### Extracted data

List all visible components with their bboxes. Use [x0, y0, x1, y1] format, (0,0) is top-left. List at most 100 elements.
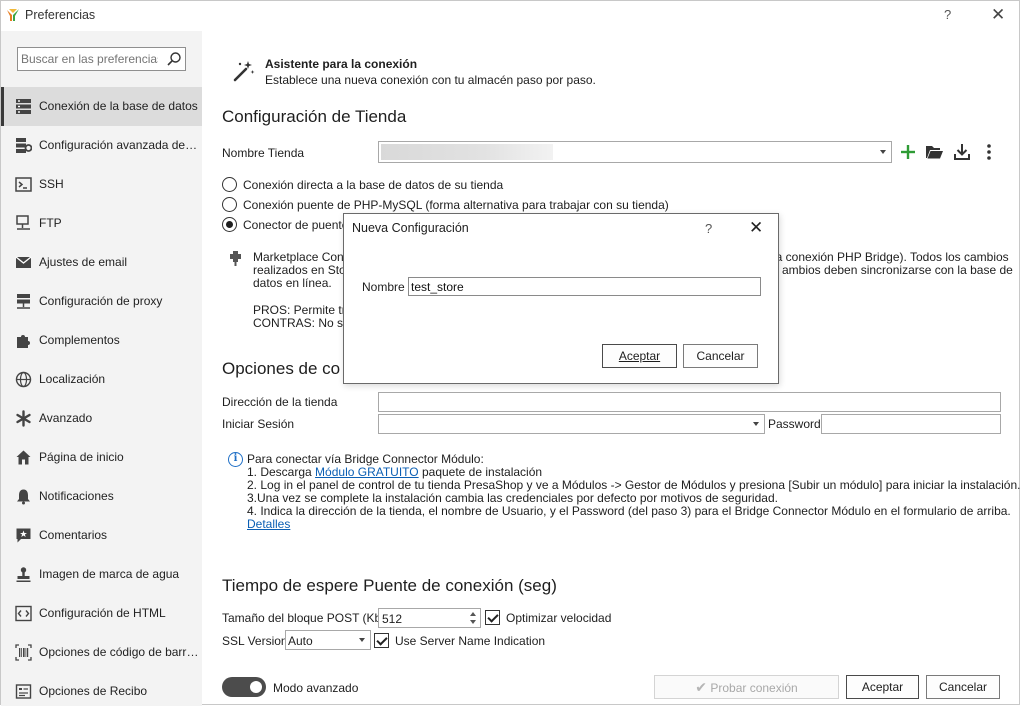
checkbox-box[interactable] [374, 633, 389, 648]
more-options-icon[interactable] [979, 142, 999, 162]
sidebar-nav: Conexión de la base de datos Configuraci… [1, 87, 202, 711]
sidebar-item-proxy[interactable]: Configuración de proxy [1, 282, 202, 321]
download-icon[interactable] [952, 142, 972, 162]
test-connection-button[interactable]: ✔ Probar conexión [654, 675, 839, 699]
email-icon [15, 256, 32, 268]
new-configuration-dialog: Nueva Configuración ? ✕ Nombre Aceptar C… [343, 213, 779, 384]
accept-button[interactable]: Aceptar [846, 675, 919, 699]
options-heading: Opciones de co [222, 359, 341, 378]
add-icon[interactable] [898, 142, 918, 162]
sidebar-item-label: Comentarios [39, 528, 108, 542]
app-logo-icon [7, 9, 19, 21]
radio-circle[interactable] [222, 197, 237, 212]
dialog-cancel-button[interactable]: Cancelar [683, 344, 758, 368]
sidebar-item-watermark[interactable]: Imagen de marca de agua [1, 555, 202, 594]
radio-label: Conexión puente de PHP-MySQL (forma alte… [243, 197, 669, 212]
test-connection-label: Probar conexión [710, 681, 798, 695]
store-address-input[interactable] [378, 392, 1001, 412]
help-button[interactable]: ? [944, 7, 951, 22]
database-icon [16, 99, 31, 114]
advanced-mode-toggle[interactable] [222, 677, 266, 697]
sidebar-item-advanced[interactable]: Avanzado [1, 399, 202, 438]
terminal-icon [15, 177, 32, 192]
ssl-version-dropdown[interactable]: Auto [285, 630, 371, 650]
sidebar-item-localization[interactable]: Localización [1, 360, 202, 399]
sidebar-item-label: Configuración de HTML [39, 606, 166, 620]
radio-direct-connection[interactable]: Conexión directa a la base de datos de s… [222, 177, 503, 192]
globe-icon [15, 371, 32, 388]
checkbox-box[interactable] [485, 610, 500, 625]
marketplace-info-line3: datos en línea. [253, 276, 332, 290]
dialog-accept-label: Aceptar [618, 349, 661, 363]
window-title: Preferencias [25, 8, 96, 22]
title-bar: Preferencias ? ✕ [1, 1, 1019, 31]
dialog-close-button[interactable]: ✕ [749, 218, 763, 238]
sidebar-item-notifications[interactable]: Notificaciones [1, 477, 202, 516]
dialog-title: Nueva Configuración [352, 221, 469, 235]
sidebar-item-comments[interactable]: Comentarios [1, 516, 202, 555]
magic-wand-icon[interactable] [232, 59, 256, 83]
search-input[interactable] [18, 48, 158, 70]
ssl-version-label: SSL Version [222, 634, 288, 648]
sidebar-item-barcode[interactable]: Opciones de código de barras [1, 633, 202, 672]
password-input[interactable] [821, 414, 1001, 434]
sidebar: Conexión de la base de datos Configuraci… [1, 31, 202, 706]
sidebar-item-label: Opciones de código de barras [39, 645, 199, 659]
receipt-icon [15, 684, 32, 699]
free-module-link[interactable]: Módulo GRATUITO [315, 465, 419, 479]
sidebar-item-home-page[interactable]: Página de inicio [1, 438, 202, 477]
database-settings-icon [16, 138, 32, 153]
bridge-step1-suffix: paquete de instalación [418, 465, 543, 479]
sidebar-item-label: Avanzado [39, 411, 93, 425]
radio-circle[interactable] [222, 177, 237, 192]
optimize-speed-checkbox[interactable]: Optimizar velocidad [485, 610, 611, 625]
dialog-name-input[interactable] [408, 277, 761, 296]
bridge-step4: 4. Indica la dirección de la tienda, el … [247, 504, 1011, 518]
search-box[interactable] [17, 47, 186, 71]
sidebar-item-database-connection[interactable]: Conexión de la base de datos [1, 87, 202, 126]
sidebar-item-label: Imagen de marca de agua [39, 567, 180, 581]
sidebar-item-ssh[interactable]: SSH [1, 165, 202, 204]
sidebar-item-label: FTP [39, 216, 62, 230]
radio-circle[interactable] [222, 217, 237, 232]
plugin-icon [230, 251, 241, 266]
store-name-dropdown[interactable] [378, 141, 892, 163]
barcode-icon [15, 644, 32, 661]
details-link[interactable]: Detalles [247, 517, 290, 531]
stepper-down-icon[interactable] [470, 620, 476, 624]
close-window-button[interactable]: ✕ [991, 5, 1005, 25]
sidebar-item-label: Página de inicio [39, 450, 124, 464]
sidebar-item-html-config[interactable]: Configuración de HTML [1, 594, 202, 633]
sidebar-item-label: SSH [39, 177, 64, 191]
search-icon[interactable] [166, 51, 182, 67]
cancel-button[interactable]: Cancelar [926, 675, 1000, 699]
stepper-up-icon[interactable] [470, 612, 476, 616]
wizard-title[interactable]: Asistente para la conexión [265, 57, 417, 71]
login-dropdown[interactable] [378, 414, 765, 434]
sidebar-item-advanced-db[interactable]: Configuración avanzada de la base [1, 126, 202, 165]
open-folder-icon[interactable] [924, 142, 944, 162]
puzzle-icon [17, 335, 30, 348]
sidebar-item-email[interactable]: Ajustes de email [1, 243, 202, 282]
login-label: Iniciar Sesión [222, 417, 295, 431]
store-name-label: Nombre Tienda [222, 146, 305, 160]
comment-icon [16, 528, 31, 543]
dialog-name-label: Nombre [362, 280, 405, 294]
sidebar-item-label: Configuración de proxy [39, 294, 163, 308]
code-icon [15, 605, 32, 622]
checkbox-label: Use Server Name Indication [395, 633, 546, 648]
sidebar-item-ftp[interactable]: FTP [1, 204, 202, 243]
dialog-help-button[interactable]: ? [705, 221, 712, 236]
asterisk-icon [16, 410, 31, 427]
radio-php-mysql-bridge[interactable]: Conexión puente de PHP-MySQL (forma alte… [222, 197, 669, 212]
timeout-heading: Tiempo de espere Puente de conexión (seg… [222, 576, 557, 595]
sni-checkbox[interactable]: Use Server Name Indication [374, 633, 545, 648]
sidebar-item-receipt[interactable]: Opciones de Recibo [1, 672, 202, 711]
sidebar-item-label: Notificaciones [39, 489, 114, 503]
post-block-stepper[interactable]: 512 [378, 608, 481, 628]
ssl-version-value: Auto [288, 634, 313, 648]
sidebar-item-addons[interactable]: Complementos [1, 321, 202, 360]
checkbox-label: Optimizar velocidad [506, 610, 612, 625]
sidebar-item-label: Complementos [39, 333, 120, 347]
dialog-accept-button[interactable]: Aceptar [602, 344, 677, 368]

######
### Extracted data

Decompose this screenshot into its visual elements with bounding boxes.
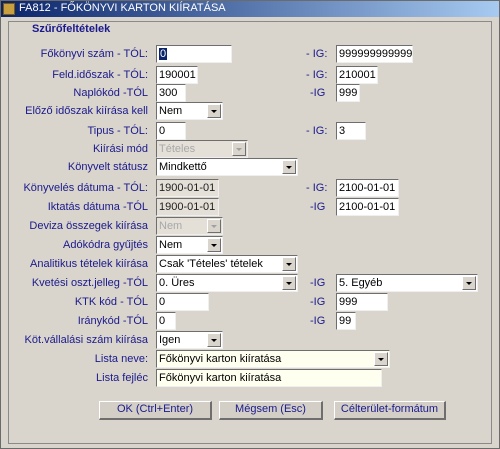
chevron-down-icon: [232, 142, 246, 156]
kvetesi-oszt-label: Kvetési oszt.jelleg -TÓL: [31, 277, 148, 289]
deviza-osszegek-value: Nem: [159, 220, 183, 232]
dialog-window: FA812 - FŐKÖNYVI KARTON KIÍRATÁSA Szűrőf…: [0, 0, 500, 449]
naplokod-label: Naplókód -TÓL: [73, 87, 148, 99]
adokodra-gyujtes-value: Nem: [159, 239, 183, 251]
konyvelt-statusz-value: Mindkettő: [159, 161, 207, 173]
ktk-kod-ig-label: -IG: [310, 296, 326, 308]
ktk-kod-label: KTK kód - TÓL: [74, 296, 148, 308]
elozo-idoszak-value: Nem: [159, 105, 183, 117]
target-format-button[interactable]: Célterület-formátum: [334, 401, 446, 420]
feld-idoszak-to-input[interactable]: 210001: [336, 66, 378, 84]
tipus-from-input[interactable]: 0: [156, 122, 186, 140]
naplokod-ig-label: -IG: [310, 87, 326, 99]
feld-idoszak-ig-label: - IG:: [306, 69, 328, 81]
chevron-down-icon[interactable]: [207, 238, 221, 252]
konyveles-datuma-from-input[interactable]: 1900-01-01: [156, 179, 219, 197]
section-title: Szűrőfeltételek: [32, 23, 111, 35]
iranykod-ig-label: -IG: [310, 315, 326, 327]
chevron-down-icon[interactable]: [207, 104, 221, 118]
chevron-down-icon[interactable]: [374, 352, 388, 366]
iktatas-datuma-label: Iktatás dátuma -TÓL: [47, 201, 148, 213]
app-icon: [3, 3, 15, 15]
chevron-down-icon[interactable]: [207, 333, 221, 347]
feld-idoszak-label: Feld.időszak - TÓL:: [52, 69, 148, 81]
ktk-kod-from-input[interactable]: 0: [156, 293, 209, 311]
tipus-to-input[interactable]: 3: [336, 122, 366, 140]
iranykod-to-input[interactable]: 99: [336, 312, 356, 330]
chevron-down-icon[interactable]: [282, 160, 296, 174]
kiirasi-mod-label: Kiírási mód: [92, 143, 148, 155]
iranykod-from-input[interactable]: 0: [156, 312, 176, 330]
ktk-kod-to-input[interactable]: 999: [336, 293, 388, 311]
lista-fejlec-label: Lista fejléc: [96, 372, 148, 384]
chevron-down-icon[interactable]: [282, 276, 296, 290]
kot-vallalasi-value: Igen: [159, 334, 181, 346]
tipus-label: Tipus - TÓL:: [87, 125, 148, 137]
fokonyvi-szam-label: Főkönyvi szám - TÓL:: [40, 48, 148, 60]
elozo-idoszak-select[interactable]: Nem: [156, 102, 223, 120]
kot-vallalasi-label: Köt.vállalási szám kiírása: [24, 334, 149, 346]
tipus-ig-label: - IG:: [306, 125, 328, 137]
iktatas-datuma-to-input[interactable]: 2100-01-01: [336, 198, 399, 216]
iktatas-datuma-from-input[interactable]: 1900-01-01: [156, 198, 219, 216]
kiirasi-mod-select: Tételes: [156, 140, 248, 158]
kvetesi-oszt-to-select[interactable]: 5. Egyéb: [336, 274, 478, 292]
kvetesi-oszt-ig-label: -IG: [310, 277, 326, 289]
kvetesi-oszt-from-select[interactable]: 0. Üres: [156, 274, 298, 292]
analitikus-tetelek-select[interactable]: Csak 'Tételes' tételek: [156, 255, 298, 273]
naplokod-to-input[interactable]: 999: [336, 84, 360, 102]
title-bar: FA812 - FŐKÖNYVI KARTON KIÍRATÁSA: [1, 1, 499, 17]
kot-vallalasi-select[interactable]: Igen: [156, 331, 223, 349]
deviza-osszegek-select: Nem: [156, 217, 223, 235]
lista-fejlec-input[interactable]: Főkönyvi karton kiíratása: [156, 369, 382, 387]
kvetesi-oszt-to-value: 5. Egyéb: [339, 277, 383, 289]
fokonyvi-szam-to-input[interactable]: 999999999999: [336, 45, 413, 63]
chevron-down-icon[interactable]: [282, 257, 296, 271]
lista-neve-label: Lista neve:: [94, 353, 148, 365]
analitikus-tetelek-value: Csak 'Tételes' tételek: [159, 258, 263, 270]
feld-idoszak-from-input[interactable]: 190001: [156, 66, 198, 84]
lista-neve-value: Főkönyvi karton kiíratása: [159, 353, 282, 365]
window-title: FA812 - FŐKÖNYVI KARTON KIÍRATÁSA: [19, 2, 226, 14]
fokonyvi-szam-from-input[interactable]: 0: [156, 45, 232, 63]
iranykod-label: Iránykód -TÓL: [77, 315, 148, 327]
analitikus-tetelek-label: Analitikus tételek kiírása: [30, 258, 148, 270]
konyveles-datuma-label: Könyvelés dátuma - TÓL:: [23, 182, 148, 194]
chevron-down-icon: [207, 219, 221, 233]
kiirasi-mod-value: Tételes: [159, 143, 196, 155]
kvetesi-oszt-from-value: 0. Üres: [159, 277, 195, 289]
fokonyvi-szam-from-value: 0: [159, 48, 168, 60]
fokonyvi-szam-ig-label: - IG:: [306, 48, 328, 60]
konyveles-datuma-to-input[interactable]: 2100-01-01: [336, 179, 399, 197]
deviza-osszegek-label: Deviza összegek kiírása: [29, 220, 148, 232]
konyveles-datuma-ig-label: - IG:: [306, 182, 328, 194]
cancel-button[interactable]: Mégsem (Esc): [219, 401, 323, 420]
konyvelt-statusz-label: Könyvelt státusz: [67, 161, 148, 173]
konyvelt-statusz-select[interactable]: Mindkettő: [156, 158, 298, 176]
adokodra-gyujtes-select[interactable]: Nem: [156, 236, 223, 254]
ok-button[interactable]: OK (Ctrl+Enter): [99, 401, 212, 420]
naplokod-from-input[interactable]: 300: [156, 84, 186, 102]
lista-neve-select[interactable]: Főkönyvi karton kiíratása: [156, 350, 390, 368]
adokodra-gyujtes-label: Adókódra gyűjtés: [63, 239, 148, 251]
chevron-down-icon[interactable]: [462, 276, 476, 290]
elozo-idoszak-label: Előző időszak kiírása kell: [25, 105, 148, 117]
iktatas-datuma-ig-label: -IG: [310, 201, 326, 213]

######

== Stated goal ==
Please pick out every line in the material above that contains the string "szám" and copy each of those lines in full.

== Solution ==
fokonyvi-szam-label: Főkönyvi szám - TÓL:: [40, 48, 148, 60]
kot-vallalasi-label: Köt.vállalási szám kiírása: [24, 334, 149, 346]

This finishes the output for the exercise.